• _DIRECTIVE_:
Report the number of lines that include "kommun", with no additional text.

Structured figure records:
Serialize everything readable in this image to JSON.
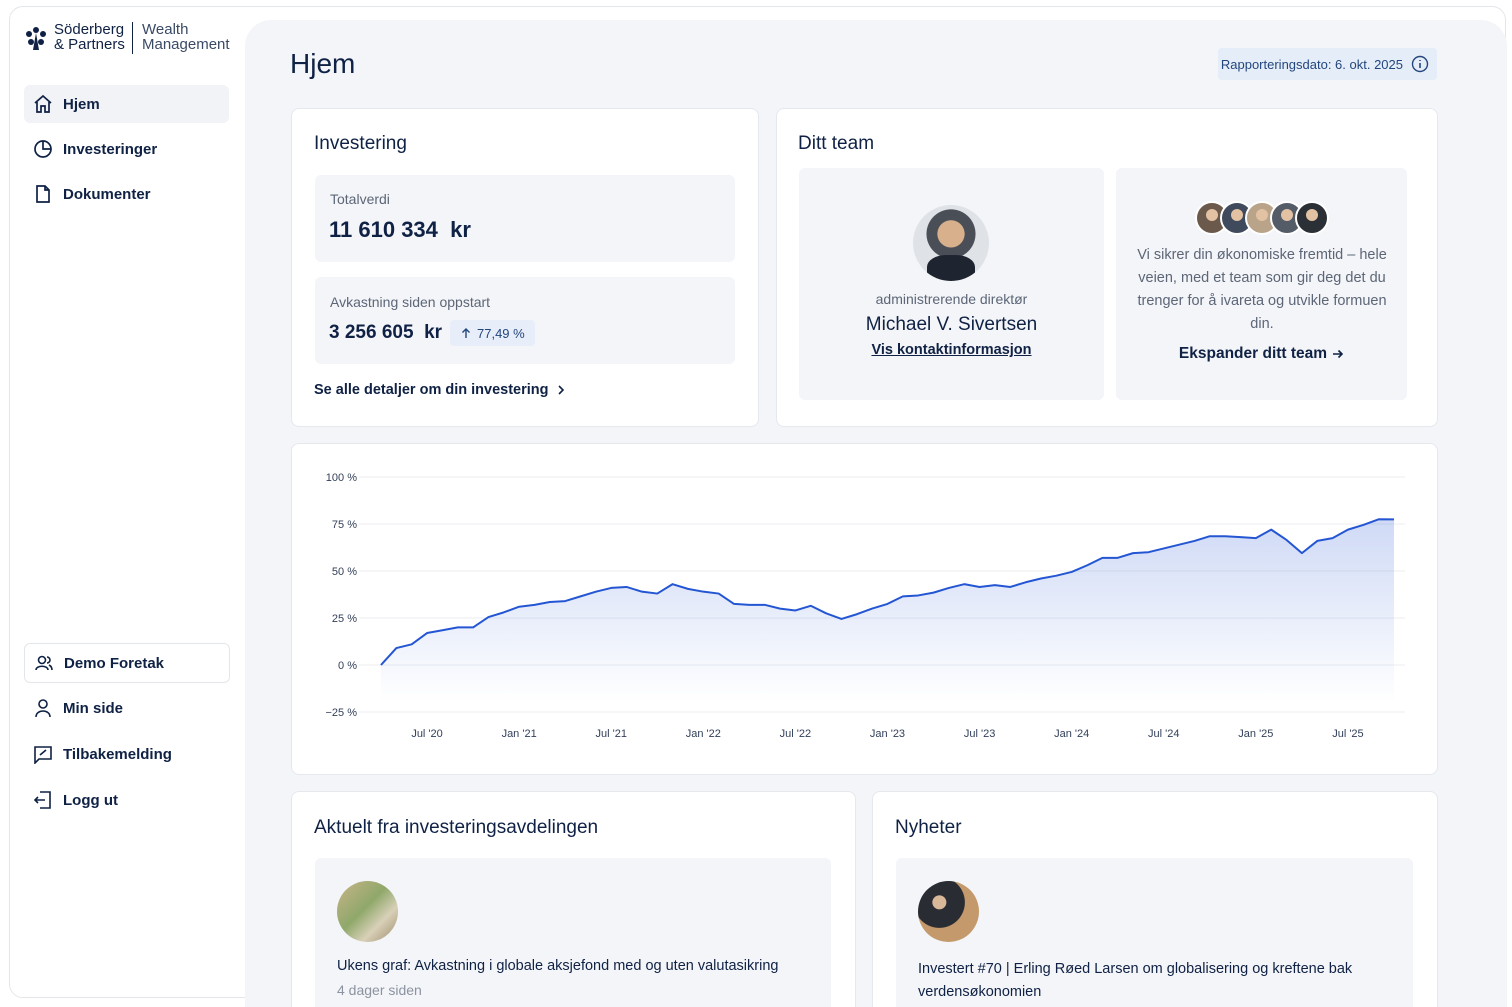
{
  "sidebar": {
    "brand": {
      "line1": "Söderberg",
      "line2": "& Partners",
      "sub1": "Wealth",
      "sub2": "Management"
    },
    "nav": [
      "Hjem",
      "Investeringer",
      "Dokumenter"
    ],
    "bottom_nav": [
      "Demo Foretak",
      "Min side",
      "Tilbakemelding",
      "Logg ut"
    ]
  },
  "header": {
    "title": "Hjem",
    "report_date": "Rapporteringsdato: 6. okt. 2025"
  },
  "investment": {
    "title": "Investering",
    "total_label": "Totalverdi",
    "total_value": "11 610 334  kr",
    "return_label": "Avkastning siden oppstart",
    "return_value": "3 256 605  kr",
    "return_pct": "77,49 %",
    "details_link": "Se alle detaljer om din investering"
  },
  "team": {
    "title": "Ditt team",
    "role": "administrerende direktør",
    "name": "Michael V. Sivertsen",
    "contact_link": "Vis kontaktinformasjon",
    "description": "Vi sikrer din økonomiske fremtid – hele veien, med et team som gir deg det du trenger for å ivareta og utvikle formuen din.",
    "expand_link": "Ekspander ditt team"
  },
  "chart_data": {
    "type": "line",
    "color": "#2456d3",
    "categories": [
      null,
      null,
      null,
      "Jul '20",
      null,
      null,
      null,
      null,
      null,
      "Jan '21",
      null,
      null,
      null,
      null,
      null,
      "Jul '21",
      null,
      null,
      null,
      null,
      null,
      "Jan '22",
      null,
      null,
      null,
      null,
      null,
      "Jul '22",
      null,
      null,
      null,
      null,
      null,
      "Jan '23",
      null,
      null,
      null,
      null,
      null,
      "Jul '23",
      null,
      null,
      null,
      null,
      null,
      "Jan '24",
      null,
      null,
      null,
      null,
      null,
      "Jul '24",
      null,
      null,
      null,
      null,
      null,
      "Jan '25",
      null,
      null,
      null,
      null,
      null,
      "Jul '25",
      null,
      null,
      null
    ],
    "values": [
      0,
      9,
      11,
      17,
      18.5,
      20,
      20,
      25.5,
      28,
      31,
      32,
      33.5,
      34,
      36.5,
      39,
      41,
      41.5,
      39,
      38,
      43,
      40.5,
      39,
      38,
      32.5,
      32,
      32,
      30,
      29,
      31.5,
      27.5,
      24.5,
      27,
      30,
      32.5,
      36.5,
      37,
      38.5,
      41,
      43,
      41.5,
      42.5,
      41.5,
      44,
      46,
      47.5,
      49.5,
      53,
      57,
      57,
      59.5,
      60,
      62,
      64,
      66,
      68.5,
      68.5,
      68,
      67.5,
      72,
      66.5,
      59.5,
      66,
      67.5,
      72,
      74.5,
      77.5,
      77.49
    ],
    "ylim": [
      -25,
      100
    ],
    "yticks": [
      {
        "value": -25,
        "label": "−25 %"
      },
      {
        "value": 0,
        "label": "0 %"
      },
      {
        "value": 25,
        "label": "25 %"
      },
      {
        "value": 50,
        "label": "50 %"
      },
      {
        "value": 75,
        "label": "75 %"
      },
      {
        "value": 100,
        "label": "100 %"
      }
    ],
    "grid": true
  },
  "news": [
    {
      "title": "Aktuelt fra investeringsavdelingen",
      "item": "Ukens graf: Avkastning i globale aksjefond med og uten valutasikring",
      "time": "4 dager siden"
    },
    {
      "title": "Nyheter",
      "item": "Investert #70 | Erling Røed Larsen om globalisering og kreftene bak verdensøkonomien"
    }
  ]
}
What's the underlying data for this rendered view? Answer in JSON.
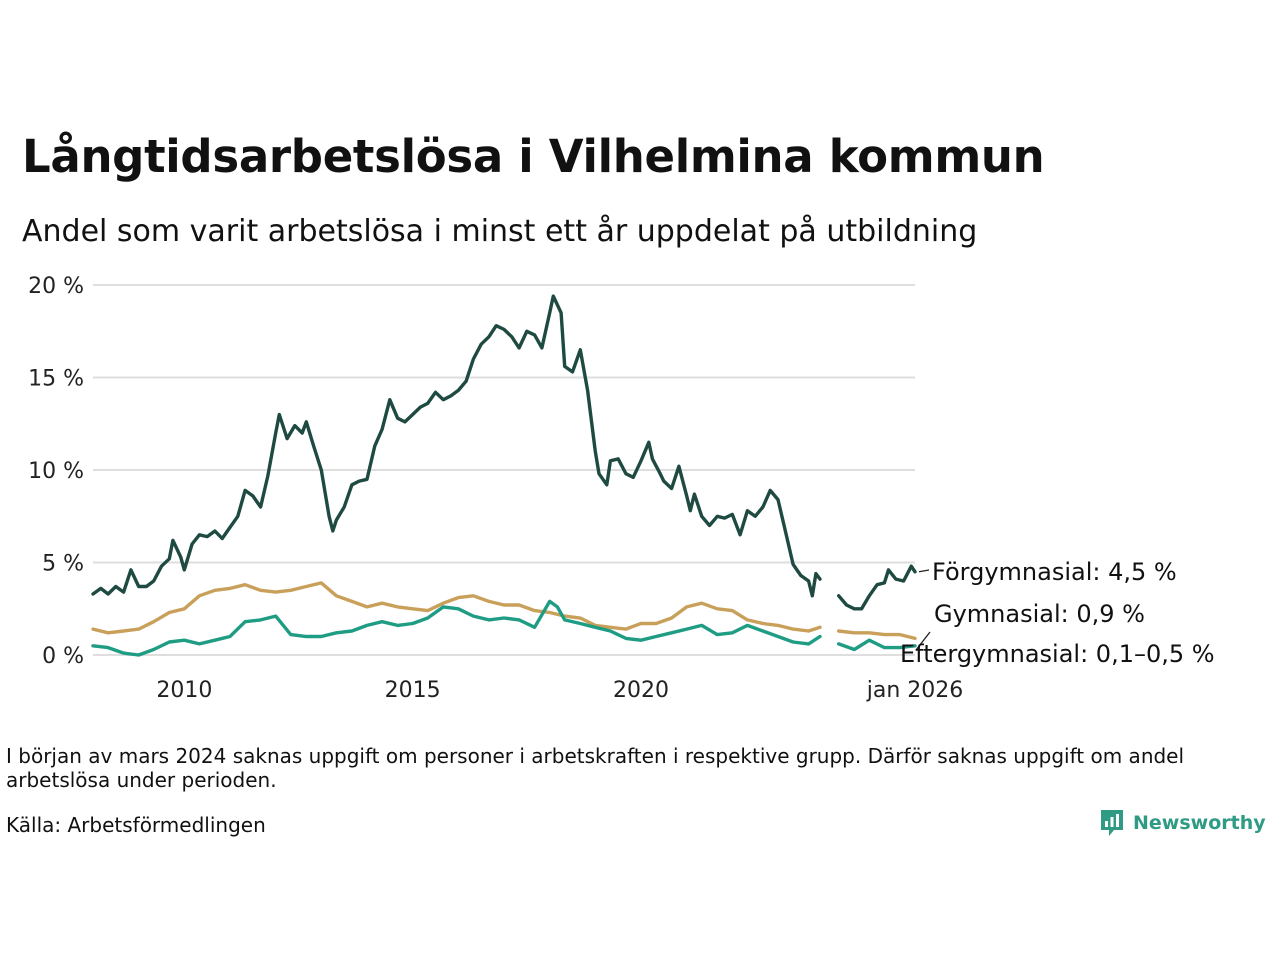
{
  "title": "Långtidsarbetslösa i Vilhelmina kommun",
  "subtitle": "Andel som varit arbetslösa i minst ett år uppdelat på utbildning",
  "note": "I början av mars 2024 saknas uppgift om personer i arbetskraften i respektive grupp. Därför saknas uppgift om andel arbetslösa under perioden.",
  "source": "Källa: Arbetsförmedlingen",
  "brand": "Newsworthy",
  "chart_data": {
    "type": "line",
    "title": "Långtidsarbetslösa i Vilhelmina kommun",
    "ylim": [
      0,
      20
    ],
    "yticks": [
      0,
      5,
      10,
      15,
      20
    ],
    "ytick_labels": [
      "0 %",
      "5 %",
      "10 %",
      "15 %",
      "20 %"
    ],
    "xlim": [
      2008.0,
      2026.0
    ],
    "xticks": [
      2010,
      2015,
      2020,
      2026
    ],
    "xtick_labels": [
      "2010",
      "2015",
      "2020",
      "jan 2026"
    ],
    "gap": [
      2024.0,
      2024.33
    ],
    "series": [
      {
        "name": "Förgymnasial",
        "end_label": "Förgymnasial: 4,5 %",
        "color": "#1f4a42",
        "points": [
          [
            2008.0,
            3.3
          ],
          [
            2008.17,
            3.6
          ],
          [
            2008.33,
            3.3
          ],
          [
            2008.5,
            3.7
          ],
          [
            2008.67,
            3.4
          ],
          [
            2008.83,
            4.6
          ],
          [
            2009.0,
            3.7
          ],
          [
            2009.17,
            3.7
          ],
          [
            2009.33,
            4.0
          ],
          [
            2009.5,
            4.8
          ],
          [
            2009.67,
            5.2
          ],
          [
            2009.75,
            6.2
          ],
          [
            2009.92,
            5.3
          ],
          [
            2010.0,
            4.6
          ],
          [
            2010.17,
            6.0
          ],
          [
            2010.33,
            6.5
          ],
          [
            2010.5,
            6.4
          ],
          [
            2010.67,
            6.7
          ],
          [
            2010.83,
            6.3
          ],
          [
            2011.0,
            6.9
          ],
          [
            2011.17,
            7.5
          ],
          [
            2011.33,
            8.9
          ],
          [
            2011.5,
            8.6
          ],
          [
            2011.67,
            8.0
          ],
          [
            2011.83,
            9.7
          ],
          [
            2012.0,
            12.0
          ],
          [
            2012.08,
            13.0
          ],
          [
            2012.25,
            11.7
          ],
          [
            2012.42,
            12.4
          ],
          [
            2012.58,
            12.0
          ],
          [
            2012.67,
            12.6
          ],
          [
            2012.83,
            11.3
          ],
          [
            2013.0,
            10.0
          ],
          [
            2013.17,
            7.5
          ],
          [
            2013.25,
            6.7
          ],
          [
            2013.33,
            7.3
          ],
          [
            2013.5,
            8.0
          ],
          [
            2013.67,
            9.2
          ],
          [
            2013.83,
            9.4
          ],
          [
            2014.0,
            9.5
          ],
          [
            2014.17,
            11.3
          ],
          [
            2014.33,
            12.2
          ],
          [
            2014.5,
            13.8
          ],
          [
            2014.67,
            12.8
          ],
          [
            2014.83,
            12.6
          ],
          [
            2015.0,
            13.0
          ],
          [
            2015.17,
            13.4
          ],
          [
            2015.33,
            13.6
          ],
          [
            2015.5,
            14.2
          ],
          [
            2015.67,
            13.8
          ],
          [
            2015.83,
            14.0
          ],
          [
            2016.0,
            14.3
          ],
          [
            2016.17,
            14.8
          ],
          [
            2016.33,
            16.0
          ],
          [
            2016.5,
            16.8
          ],
          [
            2016.67,
            17.2
          ],
          [
            2016.83,
            17.8
          ],
          [
            2017.0,
            17.6
          ],
          [
            2017.17,
            17.2
          ],
          [
            2017.33,
            16.6
          ],
          [
            2017.5,
            17.5
          ],
          [
            2017.67,
            17.3
          ],
          [
            2017.83,
            16.6
          ],
          [
            2018.0,
            18.5
          ],
          [
            2018.08,
            19.4
          ],
          [
            2018.25,
            18.5
          ],
          [
            2018.33,
            15.6
          ],
          [
            2018.5,
            15.3
          ],
          [
            2018.67,
            16.5
          ],
          [
            2018.83,
            14.3
          ],
          [
            2019.0,
            11.0
          ],
          [
            2019.08,
            9.8
          ],
          [
            2019.25,
            9.2
          ],
          [
            2019.33,
            10.5
          ],
          [
            2019.5,
            10.6
          ],
          [
            2019.67,
            9.8
          ],
          [
            2019.83,
            9.6
          ],
          [
            2020.0,
            10.5
          ],
          [
            2020.17,
            11.5
          ],
          [
            2020.25,
            10.6
          ],
          [
            2020.42,
            9.8
          ],
          [
            2020.5,
            9.4
          ],
          [
            2020.67,
            9.0
          ],
          [
            2020.83,
            10.2
          ],
          [
            2021.0,
            8.6
          ],
          [
            2021.08,
            7.8
          ],
          [
            2021.17,
            8.7
          ],
          [
            2021.33,
            7.5
          ],
          [
            2021.5,
            7.0
          ],
          [
            2021.67,
            7.5
          ],
          [
            2021.83,
            7.4
          ],
          [
            2022.0,
            7.6
          ],
          [
            2022.17,
            6.5
          ],
          [
            2022.33,
            7.8
          ],
          [
            2022.5,
            7.5
          ],
          [
            2022.67,
            8.0
          ],
          [
            2022.83,
            8.9
          ],
          [
            2023.0,
            8.4
          ],
          [
            2023.17,
            6.6
          ],
          [
            2023.33,
            4.9
          ],
          [
            2023.5,
            4.3
          ],
          [
            2023.67,
            4.0
          ],
          [
            2023.75,
            3.2
          ],
          [
            2023.83,
            4.4
          ],
          [
            2023.92,
            4.1
          ],
          [
            2024.33,
            3.2
          ],
          [
            2024.5,
            2.7
          ],
          [
            2024.67,
            2.5
          ],
          [
            2024.83,
            2.5
          ],
          [
            2025.0,
            3.2
          ],
          [
            2025.17,
            3.8
          ],
          [
            2025.33,
            3.9
          ],
          [
            2025.42,
            4.6
          ],
          [
            2025.58,
            4.1
          ],
          [
            2025.75,
            4.0
          ],
          [
            2025.92,
            4.8
          ],
          [
            2026.0,
            4.5
          ]
        ]
      },
      {
        "name": "Gymnasial",
        "end_label": "Gymnasial: 0,9 %",
        "color": "#c9a05a",
        "points": [
          [
            2008.0,
            1.4
          ],
          [
            2008.33,
            1.2
          ],
          [
            2008.67,
            1.3
          ],
          [
            2009.0,
            1.4
          ],
          [
            2009.33,
            1.8
          ],
          [
            2009.67,
            2.3
          ],
          [
            2010.0,
            2.5
          ],
          [
            2010.33,
            3.2
          ],
          [
            2010.67,
            3.5
          ],
          [
            2011.0,
            3.6
          ],
          [
            2011.33,
            3.8
          ],
          [
            2011.67,
            3.5
          ],
          [
            2012.0,
            3.4
          ],
          [
            2012.33,
            3.5
          ],
          [
            2012.67,
            3.7
          ],
          [
            2013.0,
            3.9
          ],
          [
            2013.33,
            3.2
          ],
          [
            2013.67,
            2.9
          ],
          [
            2014.0,
            2.6
          ],
          [
            2014.33,
            2.8
          ],
          [
            2014.67,
            2.6
          ],
          [
            2015.0,
            2.5
          ],
          [
            2015.33,
            2.4
          ],
          [
            2015.67,
            2.8
          ],
          [
            2016.0,
            3.1
          ],
          [
            2016.33,
            3.2
          ],
          [
            2016.67,
            2.9
          ],
          [
            2017.0,
            2.7
          ],
          [
            2017.33,
            2.7
          ],
          [
            2017.67,
            2.4
          ],
          [
            2018.0,
            2.3
          ],
          [
            2018.33,
            2.1
          ],
          [
            2018.67,
            2.0
          ],
          [
            2019.0,
            1.6
          ],
          [
            2019.33,
            1.5
          ],
          [
            2019.67,
            1.4
          ],
          [
            2020.0,
            1.7
          ],
          [
            2020.33,
            1.7
          ],
          [
            2020.67,
            2.0
          ],
          [
            2021.0,
            2.6
          ],
          [
            2021.33,
            2.8
          ],
          [
            2021.67,
            2.5
          ],
          [
            2022.0,
            2.4
          ],
          [
            2022.33,
            1.9
          ],
          [
            2022.67,
            1.7
          ],
          [
            2023.0,
            1.6
          ],
          [
            2023.33,
            1.4
          ],
          [
            2023.67,
            1.3
          ],
          [
            2023.92,
            1.5
          ],
          [
            2024.33,
            1.3
          ],
          [
            2024.67,
            1.2
          ],
          [
            2025.0,
            1.2
          ],
          [
            2025.33,
            1.1
          ],
          [
            2025.67,
            1.1
          ],
          [
            2026.0,
            0.9
          ]
        ]
      },
      {
        "name": "Eftergymnasial",
        "end_label": "Eftergymnasial: 0,1–0,5 %",
        "color": "#1f9c84",
        "points": [
          [
            2008.0,
            0.5
          ],
          [
            2008.33,
            0.4
          ],
          [
            2008.67,
            0.1
          ],
          [
            2009.0,
            0.0
          ],
          [
            2009.33,
            0.3
          ],
          [
            2009.67,
            0.7
          ],
          [
            2010.0,
            0.8
          ],
          [
            2010.33,
            0.6
          ],
          [
            2010.67,
            0.8
          ],
          [
            2011.0,
            1.0
          ],
          [
            2011.33,
            1.8
          ],
          [
            2011.67,
            1.9
          ],
          [
            2012.0,
            2.1
          ],
          [
            2012.33,
            1.1
          ],
          [
            2012.67,
            1.0
          ],
          [
            2013.0,
            1.0
          ],
          [
            2013.33,
            1.2
          ],
          [
            2013.67,
            1.3
          ],
          [
            2014.0,
            1.6
          ],
          [
            2014.33,
            1.8
          ],
          [
            2014.67,
            1.6
          ],
          [
            2015.0,
            1.7
          ],
          [
            2015.33,
            2.0
          ],
          [
            2015.67,
            2.6
          ],
          [
            2016.0,
            2.5
          ],
          [
            2016.33,
            2.1
          ],
          [
            2016.67,
            1.9
          ],
          [
            2017.0,
            2.0
          ],
          [
            2017.33,
            1.9
          ],
          [
            2017.67,
            1.5
          ],
          [
            2018.0,
            2.9
          ],
          [
            2018.17,
            2.6
          ],
          [
            2018.33,
            1.9
          ],
          [
            2018.67,
            1.7
          ],
          [
            2019.0,
            1.5
          ],
          [
            2019.33,
            1.3
          ],
          [
            2019.67,
            0.9
          ],
          [
            2020.0,
            0.8
          ],
          [
            2020.33,
            1.0
          ],
          [
            2020.67,
            1.2
          ],
          [
            2021.0,
            1.4
          ],
          [
            2021.33,
            1.6
          ],
          [
            2021.67,
            1.1
          ],
          [
            2022.0,
            1.2
          ],
          [
            2022.33,
            1.6
          ],
          [
            2022.67,
            1.3
          ],
          [
            2023.0,
            1.0
          ],
          [
            2023.33,
            0.7
          ],
          [
            2023.67,
            0.6
          ],
          [
            2023.92,
            1.0
          ],
          [
            2024.33,
            0.6
          ],
          [
            2024.67,
            0.3
          ],
          [
            2025.0,
            0.8
          ],
          [
            2025.33,
            0.4
          ],
          [
            2025.67,
            0.4
          ],
          [
            2026.0,
            0.5
          ]
        ]
      }
    ]
  }
}
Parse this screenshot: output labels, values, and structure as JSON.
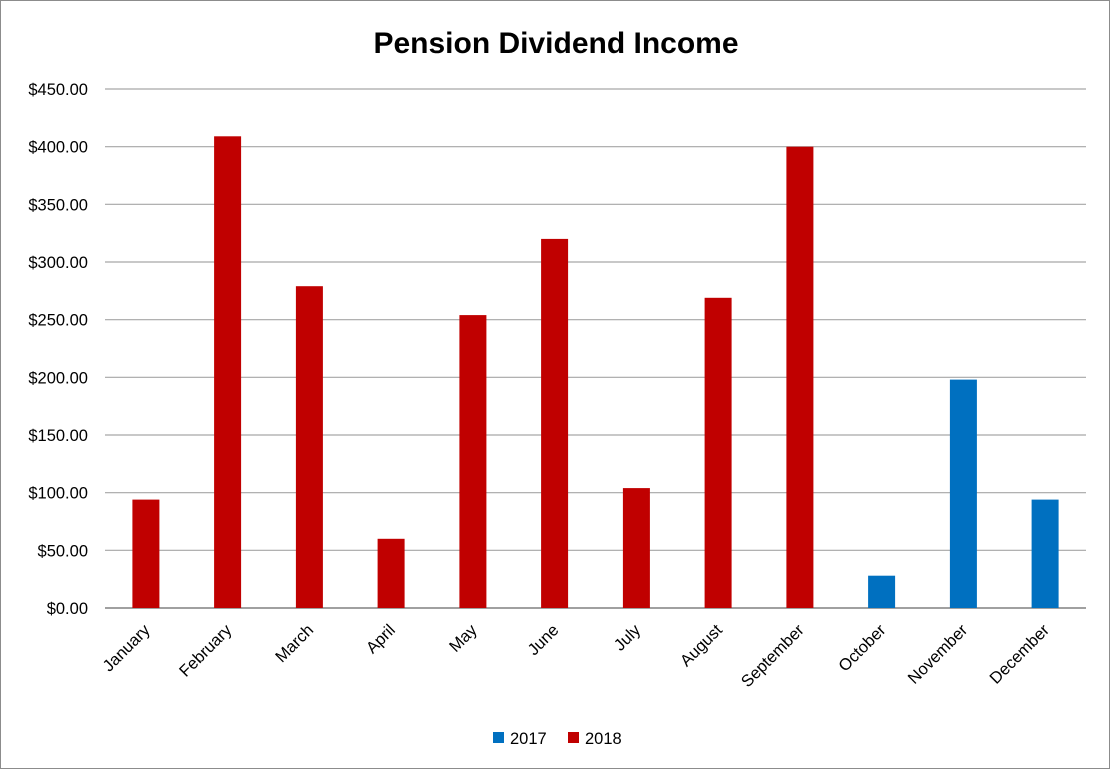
{
  "chart_data": {
    "type": "bar",
    "title": "Pension Dividend Income",
    "xlabel": "",
    "ylabel": "",
    "categories": [
      "January",
      "February",
      "March",
      "April",
      "May",
      "June",
      "July",
      "August",
      "September",
      "October",
      "November",
      "December"
    ],
    "series": [
      {
        "name": "2017",
        "color": "#0070c0",
        "values": [
          null,
          null,
          null,
          null,
          null,
          null,
          null,
          null,
          null,
          28,
          198,
          94
        ]
      },
      {
        "name": "2018",
        "color": "#c00000",
        "values": [
          94,
          409,
          279,
          60,
          254,
          320,
          104,
          269,
          400,
          null,
          null,
          null
        ]
      }
    ],
    "ylim": [
      0,
      450
    ],
    "ytick_values": [
      0,
      50,
      100,
      150,
      200,
      250,
      300,
      350,
      400,
      450
    ],
    "ytick_labels": [
      "$0.00",
      "$50.00",
      "$100.00",
      "$150.00",
      "$200.00",
      "$250.00",
      "$300.00",
      "$350.00",
      "$400.00",
      "$450.00"
    ],
    "grid": true,
    "legend_position": "bottom-center"
  }
}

• _FINISHED EXERCISE_:
2